── Extracted records ──

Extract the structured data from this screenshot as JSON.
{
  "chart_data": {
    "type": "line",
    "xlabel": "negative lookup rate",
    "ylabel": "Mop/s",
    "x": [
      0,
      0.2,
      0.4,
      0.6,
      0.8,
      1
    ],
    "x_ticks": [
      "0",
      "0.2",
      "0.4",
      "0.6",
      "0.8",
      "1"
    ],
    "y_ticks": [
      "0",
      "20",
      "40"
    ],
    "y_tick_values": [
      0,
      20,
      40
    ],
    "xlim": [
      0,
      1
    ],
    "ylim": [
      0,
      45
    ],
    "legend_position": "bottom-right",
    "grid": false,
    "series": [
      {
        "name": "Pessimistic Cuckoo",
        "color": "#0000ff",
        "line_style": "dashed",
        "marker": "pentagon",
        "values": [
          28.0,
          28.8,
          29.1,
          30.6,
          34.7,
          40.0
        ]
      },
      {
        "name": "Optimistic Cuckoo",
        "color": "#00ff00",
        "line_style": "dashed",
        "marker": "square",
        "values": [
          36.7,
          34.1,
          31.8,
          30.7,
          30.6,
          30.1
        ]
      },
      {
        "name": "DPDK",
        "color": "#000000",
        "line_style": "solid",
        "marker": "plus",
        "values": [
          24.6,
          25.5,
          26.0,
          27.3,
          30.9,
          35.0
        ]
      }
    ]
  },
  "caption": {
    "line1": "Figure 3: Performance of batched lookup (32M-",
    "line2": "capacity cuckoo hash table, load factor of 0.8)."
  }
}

───

*To do:* Type out all of the material again, word for word.

*Response:*
Extract the structured data from this screenshot as JSON.
{
  "chart_data": {
    "type": "line",
    "xlabel": "negative lookup rate",
    "ylabel": "Mop/s",
    "x": [
      0,
      0.2,
      0.4,
      0.6,
      0.8,
      1
    ],
    "x_ticks": [
      "0",
      "0.2",
      "0.4",
      "0.6",
      "0.8",
      "1"
    ],
    "y_ticks": [
      "0",
      "20",
      "40"
    ],
    "y_tick_values": [
      0,
      20,
      40
    ],
    "xlim": [
      0,
      1
    ],
    "ylim": [
      0,
      45
    ],
    "legend_position": "bottom-right",
    "grid": false,
    "series": [
      {
        "name": "Pessimistic Cuckoo",
        "color": "#0000ff",
        "line_style": "dashed",
        "marker": "pentagon",
        "values": [
          28.0,
          28.8,
          29.1,
          30.6,
          34.7,
          40.0
        ]
      },
      {
        "name": "Optimistic Cuckoo",
        "color": "#00ff00",
        "line_style": "dashed",
        "marker": "square",
        "values": [
          36.7,
          34.1,
          31.8,
          30.7,
          30.6,
          30.1
        ]
      },
      {
        "name": "DPDK",
        "color": "#000000",
        "line_style": "solid",
        "marker": "plus",
        "values": [
          24.6,
          25.5,
          26.0,
          27.3,
          30.9,
          35.0
        ]
      }
    ]
  },
  "caption": {
    "line1": "Figure 3: Performance of batched lookup (32M-",
    "line2": "capacity cuckoo hash table, load factor of 0.8)."
  }
}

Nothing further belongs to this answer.